• _WHAT IS REQUIRED_:
Below are the records; collect from them each line containing the string "Oral".

• _SUPPLIED RECORDS_:

________________

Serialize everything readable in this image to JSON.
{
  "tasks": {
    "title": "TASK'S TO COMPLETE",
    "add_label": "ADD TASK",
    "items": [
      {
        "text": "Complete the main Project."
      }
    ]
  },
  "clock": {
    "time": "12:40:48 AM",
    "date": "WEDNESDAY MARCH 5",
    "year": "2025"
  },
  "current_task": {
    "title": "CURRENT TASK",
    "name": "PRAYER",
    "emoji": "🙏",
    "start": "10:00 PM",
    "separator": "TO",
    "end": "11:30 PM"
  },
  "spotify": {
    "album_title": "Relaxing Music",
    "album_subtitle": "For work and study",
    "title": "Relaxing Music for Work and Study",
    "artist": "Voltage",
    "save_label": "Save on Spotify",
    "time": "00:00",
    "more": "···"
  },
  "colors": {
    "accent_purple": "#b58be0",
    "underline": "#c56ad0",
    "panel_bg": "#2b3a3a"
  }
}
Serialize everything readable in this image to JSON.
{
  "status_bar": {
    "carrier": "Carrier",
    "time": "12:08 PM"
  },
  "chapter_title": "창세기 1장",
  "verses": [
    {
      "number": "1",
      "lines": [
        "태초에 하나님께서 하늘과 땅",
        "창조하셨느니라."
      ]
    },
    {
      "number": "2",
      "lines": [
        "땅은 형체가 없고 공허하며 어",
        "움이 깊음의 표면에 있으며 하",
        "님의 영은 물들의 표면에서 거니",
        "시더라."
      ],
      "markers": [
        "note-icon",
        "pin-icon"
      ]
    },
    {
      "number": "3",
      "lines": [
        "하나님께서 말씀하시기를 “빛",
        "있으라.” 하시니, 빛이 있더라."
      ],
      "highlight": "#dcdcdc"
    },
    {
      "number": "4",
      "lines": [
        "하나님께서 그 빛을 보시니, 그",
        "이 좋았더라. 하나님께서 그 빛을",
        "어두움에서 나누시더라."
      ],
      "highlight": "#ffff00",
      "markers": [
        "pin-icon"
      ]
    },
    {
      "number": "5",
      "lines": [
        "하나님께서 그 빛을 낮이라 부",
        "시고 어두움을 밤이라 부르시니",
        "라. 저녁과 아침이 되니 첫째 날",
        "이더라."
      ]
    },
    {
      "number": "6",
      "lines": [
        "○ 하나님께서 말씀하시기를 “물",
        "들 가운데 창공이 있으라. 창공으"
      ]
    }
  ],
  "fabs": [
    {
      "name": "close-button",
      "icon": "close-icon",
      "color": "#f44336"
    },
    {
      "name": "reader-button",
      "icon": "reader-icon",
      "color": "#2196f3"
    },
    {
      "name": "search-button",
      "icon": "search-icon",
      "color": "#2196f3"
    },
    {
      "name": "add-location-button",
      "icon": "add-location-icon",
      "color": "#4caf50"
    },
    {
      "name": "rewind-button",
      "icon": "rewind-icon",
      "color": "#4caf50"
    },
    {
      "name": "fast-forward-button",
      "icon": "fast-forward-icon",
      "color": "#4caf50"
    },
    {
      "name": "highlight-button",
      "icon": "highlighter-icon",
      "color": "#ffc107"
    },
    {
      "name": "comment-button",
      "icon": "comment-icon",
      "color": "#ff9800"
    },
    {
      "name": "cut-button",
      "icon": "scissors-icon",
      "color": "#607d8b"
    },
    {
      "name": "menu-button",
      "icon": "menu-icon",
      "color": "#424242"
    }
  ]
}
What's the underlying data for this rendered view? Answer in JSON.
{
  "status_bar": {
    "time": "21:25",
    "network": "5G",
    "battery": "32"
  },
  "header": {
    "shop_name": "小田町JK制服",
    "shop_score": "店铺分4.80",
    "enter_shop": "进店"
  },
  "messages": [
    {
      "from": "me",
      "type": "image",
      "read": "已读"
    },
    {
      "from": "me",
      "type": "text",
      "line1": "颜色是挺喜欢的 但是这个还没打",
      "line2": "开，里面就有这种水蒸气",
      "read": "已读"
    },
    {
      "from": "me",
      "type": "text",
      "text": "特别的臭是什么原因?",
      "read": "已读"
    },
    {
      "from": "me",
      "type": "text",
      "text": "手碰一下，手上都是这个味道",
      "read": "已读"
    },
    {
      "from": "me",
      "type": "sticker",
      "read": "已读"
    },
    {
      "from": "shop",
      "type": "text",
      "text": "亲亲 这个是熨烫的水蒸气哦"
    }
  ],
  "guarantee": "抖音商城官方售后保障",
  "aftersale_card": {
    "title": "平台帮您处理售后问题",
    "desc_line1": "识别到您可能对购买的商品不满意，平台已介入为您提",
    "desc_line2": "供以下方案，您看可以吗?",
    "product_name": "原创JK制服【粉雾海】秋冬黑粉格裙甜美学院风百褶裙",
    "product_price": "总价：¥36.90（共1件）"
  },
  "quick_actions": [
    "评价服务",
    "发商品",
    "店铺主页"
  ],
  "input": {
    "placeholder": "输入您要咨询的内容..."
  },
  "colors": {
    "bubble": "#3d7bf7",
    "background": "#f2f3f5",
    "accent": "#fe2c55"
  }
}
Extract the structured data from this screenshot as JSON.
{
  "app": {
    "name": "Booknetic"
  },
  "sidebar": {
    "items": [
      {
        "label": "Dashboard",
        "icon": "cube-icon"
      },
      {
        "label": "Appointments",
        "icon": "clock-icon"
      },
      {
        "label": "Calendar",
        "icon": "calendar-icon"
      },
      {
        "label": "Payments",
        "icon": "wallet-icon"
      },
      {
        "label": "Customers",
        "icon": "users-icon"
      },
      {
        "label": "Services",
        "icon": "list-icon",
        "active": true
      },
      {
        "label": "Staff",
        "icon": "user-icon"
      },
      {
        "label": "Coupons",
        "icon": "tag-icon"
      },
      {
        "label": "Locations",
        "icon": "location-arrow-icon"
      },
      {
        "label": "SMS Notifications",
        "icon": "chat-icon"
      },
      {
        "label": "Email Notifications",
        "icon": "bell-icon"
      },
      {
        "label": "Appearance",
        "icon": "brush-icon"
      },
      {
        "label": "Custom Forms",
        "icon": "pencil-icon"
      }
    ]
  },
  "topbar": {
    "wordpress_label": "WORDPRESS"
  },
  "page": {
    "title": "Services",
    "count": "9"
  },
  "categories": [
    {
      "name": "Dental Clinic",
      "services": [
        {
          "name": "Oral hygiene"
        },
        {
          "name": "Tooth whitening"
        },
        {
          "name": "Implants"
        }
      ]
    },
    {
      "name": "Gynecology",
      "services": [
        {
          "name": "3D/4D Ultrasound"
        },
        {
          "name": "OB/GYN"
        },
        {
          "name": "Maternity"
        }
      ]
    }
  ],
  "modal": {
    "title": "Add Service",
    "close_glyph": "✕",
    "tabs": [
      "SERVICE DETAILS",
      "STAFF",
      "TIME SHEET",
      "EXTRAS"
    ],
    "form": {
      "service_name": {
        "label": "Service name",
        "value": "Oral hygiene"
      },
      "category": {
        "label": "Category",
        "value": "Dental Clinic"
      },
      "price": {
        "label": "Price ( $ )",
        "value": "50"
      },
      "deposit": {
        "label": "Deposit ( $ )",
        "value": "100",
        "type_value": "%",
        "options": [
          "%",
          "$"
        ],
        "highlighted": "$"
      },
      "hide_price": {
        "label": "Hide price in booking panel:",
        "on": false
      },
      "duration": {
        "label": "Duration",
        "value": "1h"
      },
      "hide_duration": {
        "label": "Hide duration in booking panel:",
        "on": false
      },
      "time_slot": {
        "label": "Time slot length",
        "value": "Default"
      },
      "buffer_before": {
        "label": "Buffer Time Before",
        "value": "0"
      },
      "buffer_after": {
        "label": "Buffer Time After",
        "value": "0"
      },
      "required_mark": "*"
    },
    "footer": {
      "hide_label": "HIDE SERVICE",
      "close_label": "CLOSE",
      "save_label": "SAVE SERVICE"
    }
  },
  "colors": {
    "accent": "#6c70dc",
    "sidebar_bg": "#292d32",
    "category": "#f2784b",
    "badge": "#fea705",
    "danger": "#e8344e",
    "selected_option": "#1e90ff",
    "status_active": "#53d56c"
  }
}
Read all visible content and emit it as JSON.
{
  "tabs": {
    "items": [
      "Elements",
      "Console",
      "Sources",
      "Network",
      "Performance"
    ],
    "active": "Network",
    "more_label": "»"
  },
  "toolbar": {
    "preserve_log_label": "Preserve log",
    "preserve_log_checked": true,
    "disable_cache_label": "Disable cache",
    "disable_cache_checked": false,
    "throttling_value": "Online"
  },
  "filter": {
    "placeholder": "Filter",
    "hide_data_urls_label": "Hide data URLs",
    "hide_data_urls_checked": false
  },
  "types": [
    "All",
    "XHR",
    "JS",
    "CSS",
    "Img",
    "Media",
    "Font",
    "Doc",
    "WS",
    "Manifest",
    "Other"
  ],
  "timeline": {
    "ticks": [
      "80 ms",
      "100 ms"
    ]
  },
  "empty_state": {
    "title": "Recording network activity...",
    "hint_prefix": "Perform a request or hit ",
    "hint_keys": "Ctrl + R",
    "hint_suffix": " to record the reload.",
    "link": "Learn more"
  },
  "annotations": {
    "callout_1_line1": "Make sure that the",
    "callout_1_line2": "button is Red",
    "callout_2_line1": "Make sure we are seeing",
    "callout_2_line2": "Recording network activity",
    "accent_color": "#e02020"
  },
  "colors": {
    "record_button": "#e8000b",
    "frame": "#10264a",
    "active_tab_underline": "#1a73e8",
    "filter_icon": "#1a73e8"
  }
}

________________

• _WRITTEN ANSWER_:
          "name": "Oral hygiene"
        "value": "Oral hygiene"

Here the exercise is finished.